Records that describe figures
*****

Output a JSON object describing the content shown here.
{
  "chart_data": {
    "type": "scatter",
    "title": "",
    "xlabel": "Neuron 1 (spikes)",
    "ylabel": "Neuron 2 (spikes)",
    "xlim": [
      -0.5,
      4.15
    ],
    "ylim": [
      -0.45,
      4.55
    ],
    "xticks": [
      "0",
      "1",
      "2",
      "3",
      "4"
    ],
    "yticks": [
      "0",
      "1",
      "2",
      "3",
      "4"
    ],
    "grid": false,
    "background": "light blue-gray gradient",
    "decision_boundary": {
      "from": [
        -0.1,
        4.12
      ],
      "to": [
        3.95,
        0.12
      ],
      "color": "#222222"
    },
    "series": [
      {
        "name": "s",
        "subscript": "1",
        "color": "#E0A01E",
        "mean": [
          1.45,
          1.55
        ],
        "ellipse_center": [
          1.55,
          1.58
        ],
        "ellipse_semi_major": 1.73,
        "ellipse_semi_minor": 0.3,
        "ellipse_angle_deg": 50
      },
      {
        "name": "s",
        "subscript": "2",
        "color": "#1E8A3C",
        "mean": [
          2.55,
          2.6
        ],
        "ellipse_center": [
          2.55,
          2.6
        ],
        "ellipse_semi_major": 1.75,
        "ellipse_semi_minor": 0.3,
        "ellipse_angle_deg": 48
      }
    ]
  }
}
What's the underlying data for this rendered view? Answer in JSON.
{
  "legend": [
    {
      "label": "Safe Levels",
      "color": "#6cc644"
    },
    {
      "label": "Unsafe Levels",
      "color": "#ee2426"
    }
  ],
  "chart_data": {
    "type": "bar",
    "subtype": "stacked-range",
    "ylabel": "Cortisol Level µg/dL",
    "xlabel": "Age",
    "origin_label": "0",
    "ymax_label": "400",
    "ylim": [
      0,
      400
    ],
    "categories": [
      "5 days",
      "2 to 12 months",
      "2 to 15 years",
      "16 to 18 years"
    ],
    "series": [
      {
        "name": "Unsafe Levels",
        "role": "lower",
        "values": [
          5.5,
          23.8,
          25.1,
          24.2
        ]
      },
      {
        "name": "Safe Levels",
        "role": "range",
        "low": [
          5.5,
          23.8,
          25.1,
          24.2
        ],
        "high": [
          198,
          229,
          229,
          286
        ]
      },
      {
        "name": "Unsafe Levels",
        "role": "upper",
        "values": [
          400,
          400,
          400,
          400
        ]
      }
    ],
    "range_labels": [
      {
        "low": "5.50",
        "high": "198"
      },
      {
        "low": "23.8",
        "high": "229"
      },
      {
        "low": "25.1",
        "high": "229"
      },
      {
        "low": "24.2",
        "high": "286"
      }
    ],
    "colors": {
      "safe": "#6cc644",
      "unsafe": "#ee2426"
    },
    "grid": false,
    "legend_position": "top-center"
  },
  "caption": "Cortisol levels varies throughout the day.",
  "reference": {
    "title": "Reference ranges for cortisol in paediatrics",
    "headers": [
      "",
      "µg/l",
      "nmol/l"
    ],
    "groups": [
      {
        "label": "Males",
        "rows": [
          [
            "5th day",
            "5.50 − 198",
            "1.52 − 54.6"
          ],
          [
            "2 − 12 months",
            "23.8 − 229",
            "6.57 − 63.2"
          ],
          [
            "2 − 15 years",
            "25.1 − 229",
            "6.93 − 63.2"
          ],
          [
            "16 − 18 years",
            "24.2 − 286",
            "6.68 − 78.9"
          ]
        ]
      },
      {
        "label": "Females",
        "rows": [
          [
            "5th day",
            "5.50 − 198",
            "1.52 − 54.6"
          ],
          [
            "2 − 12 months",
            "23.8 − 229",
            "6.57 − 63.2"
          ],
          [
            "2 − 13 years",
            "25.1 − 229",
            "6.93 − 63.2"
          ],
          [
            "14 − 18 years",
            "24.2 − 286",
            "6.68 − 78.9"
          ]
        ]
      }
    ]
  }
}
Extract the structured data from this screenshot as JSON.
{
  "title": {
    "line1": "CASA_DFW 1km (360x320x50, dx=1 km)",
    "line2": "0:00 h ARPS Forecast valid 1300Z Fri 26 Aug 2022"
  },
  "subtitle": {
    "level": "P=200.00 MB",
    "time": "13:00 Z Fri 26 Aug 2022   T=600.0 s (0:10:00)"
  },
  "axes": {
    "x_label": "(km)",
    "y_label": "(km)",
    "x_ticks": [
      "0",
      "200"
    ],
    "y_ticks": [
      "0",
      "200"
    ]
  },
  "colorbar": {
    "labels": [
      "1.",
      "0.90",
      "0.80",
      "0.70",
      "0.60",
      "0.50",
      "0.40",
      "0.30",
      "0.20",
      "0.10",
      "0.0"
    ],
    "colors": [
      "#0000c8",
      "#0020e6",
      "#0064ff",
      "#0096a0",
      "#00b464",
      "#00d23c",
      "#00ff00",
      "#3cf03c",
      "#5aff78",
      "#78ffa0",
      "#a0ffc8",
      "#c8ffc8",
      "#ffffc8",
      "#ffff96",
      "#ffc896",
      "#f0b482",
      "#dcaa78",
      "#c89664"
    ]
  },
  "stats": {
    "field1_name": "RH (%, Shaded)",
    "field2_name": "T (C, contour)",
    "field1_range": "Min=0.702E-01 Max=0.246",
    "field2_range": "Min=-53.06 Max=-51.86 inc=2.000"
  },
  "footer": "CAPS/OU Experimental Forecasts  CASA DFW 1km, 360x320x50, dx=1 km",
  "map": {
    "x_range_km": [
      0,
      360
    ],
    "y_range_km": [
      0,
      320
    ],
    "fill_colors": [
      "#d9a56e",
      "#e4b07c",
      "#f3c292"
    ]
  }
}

*****

* _The exercise_: Print the material once more, exactly.

* _Reply_:
Output a JSON object describing the content shown here.
{
  "chart_data": {
    "type": "scatter",
    "title": "",
    "xlabel": "Neuron 1 (spikes)",
    "ylabel": "Neuron 2 (spikes)",
    "xlim": [
      -0.5,
      4.15
    ],
    "ylim": [
      -0.45,
      4.55
    ],
    "xticks": [
      "0",
      "1",
      "2",
      "3",
      "4"
    ],
    "yticks": [
      "0",
      "1",
      "2",
      "3",
      "4"
    ],
    "grid": false,
    "background": "light blue-gray gradient",
    "decision_boundary": {
      "from": [
        -0.1,
        4.12
      ],
      "to": [
        3.95,
        0.12
      ],
      "color": "#222222"
    },
    "series": [
      {
        "name": "s",
        "subscript": "1",
        "color": "#E0A01E",
        "mean": [
          1.45,
          1.55
        ],
        "ellipse_center": [
          1.55,
          1.58
        ],
        "ellipse_semi_major": 1.73,
        "ellipse_semi_minor": 0.3,
        "ellipse_angle_deg": 50
      },
      {
        "name": "s",
        "subscript": "2",
        "color": "#1E8A3C",
        "mean": [
          2.55,
          2.6
        ],
        "ellipse_center": [
          2.55,
          2.6
        ],
        "ellipse_semi_major": 1.75,
        "ellipse_semi_minor": 0.3,
        "ellipse_angle_deg": 48
      }
    ]
  }
}
What's the underlying data for this rendered view? Answer in JSON.
{
  "legend": [
    {
      "label": "Safe Levels",
      "color": "#6cc644"
    },
    {
      "label": "Unsafe Levels",
      "color": "#ee2426"
    }
  ],
  "chart_data": {
    "type": "bar",
    "subtype": "stacked-range",
    "ylabel": "Cortisol Level µg/dL",
    "xlabel": "Age",
    "origin_label": "0",
    "ymax_label": "400",
    "ylim": [
      0,
      400
    ],
    "categories": [
      "5 days",
      "2 to 12 months",
      "2 to 15 years",
      "16 to 18 years"
    ],
    "series": [
      {
        "name": "Unsafe Levels",
        "role": "lower",
        "values": [
          5.5,
          23.8,
          25.1,
          24.2
        ]
      },
      {
        "name": "Safe Levels",
        "role": "range",
        "low": [
          5.5,
          23.8,
          25.1,
          24.2
        ],
        "high": [
          198,
          229,
          229,
          286
        ]
      },
      {
        "name": "Unsafe Levels",
        "role": "upper",
        "values": [
          400,
          400,
          400,
          400
        ]
      }
    ],
    "range_labels": [
      {
        "low": "5.50",
        "high": "198"
      },
      {
        "low": "23.8",
        "high": "229"
      },
      {
        "low": "25.1",
        "high": "229"
      },
      {
        "low": "24.2",
        "high": "286"
      }
    ],
    "colors": {
      "safe": "#6cc644",
      "unsafe": "#ee2426"
    },
    "grid": false,
    "legend_position": "top-center"
  },
  "caption": "Cortisol levels varies throughout the day.",
  "reference": {
    "title": "Reference ranges for cortisol in paediatrics",
    "headers": [
      "",
      "µg/l",
      "nmol/l"
    ],
    "groups": [
      {
        "label": "Males",
        "rows": [
          [
            "5th day",
            "5.50 − 198",
            "1.52 − 54.6"
          ],
          [
            "2 − 12 months",
            "23.8 − 229",
            "6.57 − 63.2"
          ],
          [
            "2 − 15 years",
            "25.1 − 229",
            "6.93 − 63.2"
          ],
          [
            "16 − 18 years",
            "24.2 − 286",
            "6.68 − 78.9"
          ]
        ]
      },
      {
        "label": "Females",
        "rows": [
          [
            "5th day",
            "5.50 − 198",
            "1.52 − 54.6"
          ],
          [
            "2 − 12 months",
            "23.8 − 229",
            "6.57 − 63.2"
          ],
          [
            "2 − 13 years",
            "25.1 − 229",
            "6.93 − 63.2"
          ],
          [
            "14 − 18 years",
            "24.2 − 286",
            "6.68 − 78.9"
          ]
        ]
      }
    ]
  }
}
Extract the structured data from this screenshot as JSON.
{
  "title": {
    "line1": "CASA_DFW 1km (360x320x50, dx=1 km)",
    "line2": "0:00 h ARPS Forecast valid 1300Z Fri 26 Aug 2022"
  },
  "subtitle": {
    "level": "P=200.00 MB",
    "time": "13:00 Z Fri 26 Aug 2022   T=600.0 s (0:10:00)"
  },
  "axes": {
    "x_label": "(km)",
    "y_label": "(km)",
    "x_ticks": [
      "0",
      "200"
    ],
    "y_ticks": [
      "0",
      "200"
    ]
  },
  "colorbar": {
    "labels": [
      "1.",
      "0.90",
      "0.80",
      "0.70",
      "0.60",
      "0.50",
      "0.40",
      "0.30",
      "0.20",
      "0.10",
      "0.0"
    ],
    "colors": [
      "#0000c8",
      "#0020e6",
      "#0064ff",
      "#0096a0",
      "#00b464",
      "#00d23c",
      "#00ff00",
      "#3cf03c",
      "#5aff78",
      "#78ffa0",
      "#a0ffc8",
      "#c8ffc8",
      "#ffffc8",
      "#ffff96",
      "#ffc896",
      "#f0b482",
      "#dcaa78",
      "#c89664"
    ]
  },
  "stats": {
    "field1_name": "RH (%, Shaded)",
    "field2_name": "T (C, contour)",
    "field1_range": "Min=0.702E-01 Max=0.246",
    "field2_range": "Min=-53.06 Max=-51.86 inc=2.000"
  },
  "footer": "CAPS/OU Experimental Forecasts  CASA DFW 1km, 360x320x50, dx=1 km",
  "map": {
    "x_range_km": [
      0,
      360
    ],
    "y_range_km": [
      0,
      320
    ],
    "fill_colors": [
      "#d9a56e",
      "#e4b07c",
      "#f3c292"
    ]
  }
}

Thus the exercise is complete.